Goal -
Return the records word for word. Any pictures in them are not part of the copy.

"""

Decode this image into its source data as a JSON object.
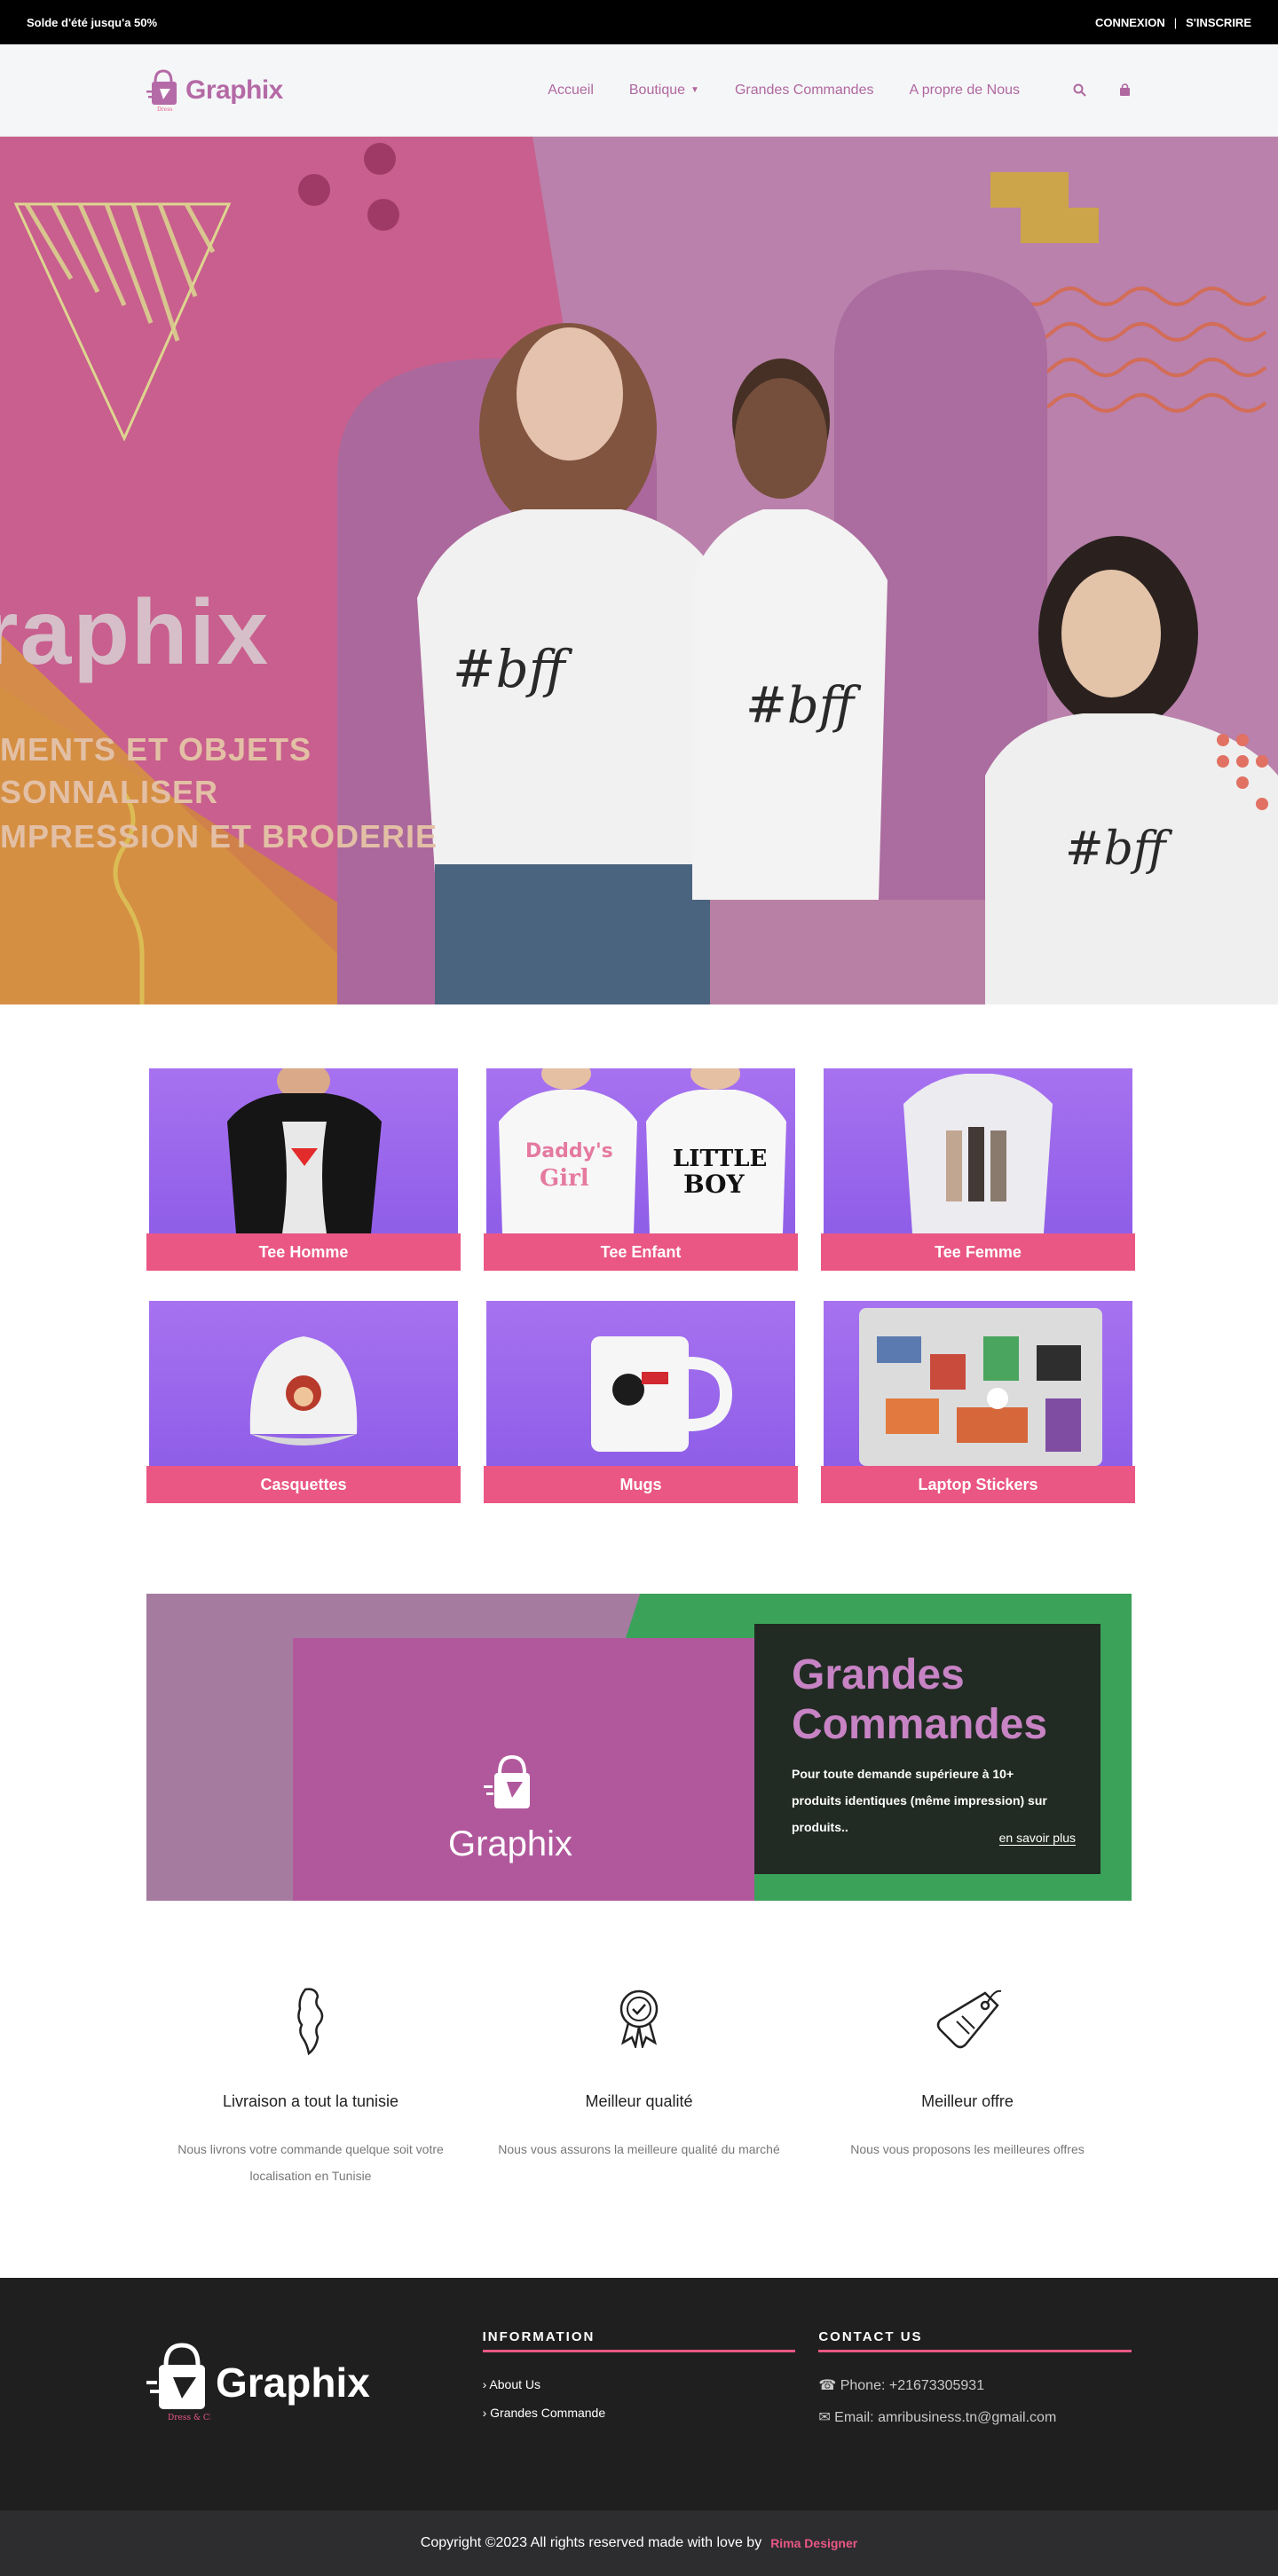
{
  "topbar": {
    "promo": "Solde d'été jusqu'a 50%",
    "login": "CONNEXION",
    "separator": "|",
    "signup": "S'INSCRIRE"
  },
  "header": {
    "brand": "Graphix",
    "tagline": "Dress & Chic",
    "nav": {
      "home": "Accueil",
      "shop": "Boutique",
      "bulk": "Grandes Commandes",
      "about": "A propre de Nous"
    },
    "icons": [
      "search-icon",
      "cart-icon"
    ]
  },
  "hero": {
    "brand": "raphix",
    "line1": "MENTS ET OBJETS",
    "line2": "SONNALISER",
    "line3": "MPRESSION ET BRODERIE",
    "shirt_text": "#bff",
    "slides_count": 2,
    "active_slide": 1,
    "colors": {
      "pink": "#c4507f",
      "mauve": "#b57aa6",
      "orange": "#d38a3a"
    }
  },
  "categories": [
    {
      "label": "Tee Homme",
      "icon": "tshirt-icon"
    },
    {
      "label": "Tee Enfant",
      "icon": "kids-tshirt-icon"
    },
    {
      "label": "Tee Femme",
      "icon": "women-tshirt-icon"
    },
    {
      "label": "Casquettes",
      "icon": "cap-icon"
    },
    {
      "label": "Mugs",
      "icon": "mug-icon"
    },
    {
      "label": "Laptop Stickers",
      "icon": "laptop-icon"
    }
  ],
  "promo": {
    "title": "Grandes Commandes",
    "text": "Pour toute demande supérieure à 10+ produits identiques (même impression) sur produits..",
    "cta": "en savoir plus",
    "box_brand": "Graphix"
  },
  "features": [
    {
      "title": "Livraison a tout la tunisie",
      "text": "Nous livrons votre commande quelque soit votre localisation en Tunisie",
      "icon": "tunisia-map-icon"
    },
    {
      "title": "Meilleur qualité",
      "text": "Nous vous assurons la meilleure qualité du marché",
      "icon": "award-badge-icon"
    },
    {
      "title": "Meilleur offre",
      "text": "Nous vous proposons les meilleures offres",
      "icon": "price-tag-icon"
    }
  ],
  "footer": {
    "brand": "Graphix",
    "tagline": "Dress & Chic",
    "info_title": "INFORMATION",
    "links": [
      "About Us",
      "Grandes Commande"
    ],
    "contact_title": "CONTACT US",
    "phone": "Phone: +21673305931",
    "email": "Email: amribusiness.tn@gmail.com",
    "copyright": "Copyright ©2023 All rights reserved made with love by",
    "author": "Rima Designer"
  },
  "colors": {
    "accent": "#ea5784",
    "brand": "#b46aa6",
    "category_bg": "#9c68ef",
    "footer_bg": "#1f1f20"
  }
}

"""

Reply to the exercise -
Decode this image into its source data as a JSON object.
{
  "topbar": {
    "promo": "Solde d'été jusqu'a 50%",
    "login": "CONNEXION",
    "separator": "|",
    "signup": "S'INSCRIRE"
  },
  "header": {
    "brand": "Graphix",
    "tagline": "Dress & Chic",
    "nav": {
      "home": "Accueil",
      "shop": "Boutique",
      "bulk": "Grandes Commandes",
      "about": "A propre de Nous"
    },
    "icons": [
      "search-icon",
      "cart-icon"
    ]
  },
  "hero": {
    "brand": "raphix",
    "line1": "MENTS ET OBJETS",
    "line2": "SONNALISER",
    "line3": "MPRESSION ET BRODERIE",
    "shirt_text": "#bff",
    "slides_count": 2,
    "active_slide": 1,
    "colors": {
      "pink": "#c4507f",
      "mauve": "#b57aa6",
      "orange": "#d38a3a"
    }
  },
  "categories": [
    {
      "label": "Tee Homme",
      "icon": "tshirt-icon"
    },
    {
      "label": "Tee Enfant",
      "icon": "kids-tshirt-icon"
    },
    {
      "label": "Tee Femme",
      "icon": "women-tshirt-icon"
    },
    {
      "label": "Casquettes",
      "icon": "cap-icon"
    },
    {
      "label": "Mugs",
      "icon": "mug-icon"
    },
    {
      "label": "Laptop Stickers",
      "icon": "laptop-icon"
    }
  ],
  "promo": {
    "title": "Grandes Commandes",
    "text": "Pour toute demande supérieure à 10+ produits identiques (même impression) sur produits..",
    "cta": "en savoir plus",
    "box_brand": "Graphix"
  },
  "features": [
    {
      "title": "Livraison a tout la tunisie",
      "text": "Nous livrons votre commande quelque soit votre localisation en Tunisie",
      "icon": "tunisia-map-icon"
    },
    {
      "title": "Meilleur qualité",
      "text": "Nous vous assurons la meilleure qualité du marché",
      "icon": "award-badge-icon"
    },
    {
      "title": "Meilleur offre",
      "text": "Nous vous proposons les meilleures offres",
      "icon": "price-tag-icon"
    }
  ],
  "footer": {
    "brand": "Graphix",
    "tagline": "Dress & Chic",
    "info_title": "INFORMATION",
    "links": [
      "About Us",
      "Grandes Commande"
    ],
    "contact_title": "CONTACT US",
    "phone": "Phone: +21673305931",
    "email": "Email: amribusiness.tn@gmail.com",
    "copyright": "Copyright ©2023 All rights reserved made with love by",
    "author": "Rima Designer"
  },
  "colors": {
    "accent": "#ea5784",
    "brand": "#b46aa6",
    "category_bg": "#9c68ef",
    "footer_bg": "#1f1f20"
  }
}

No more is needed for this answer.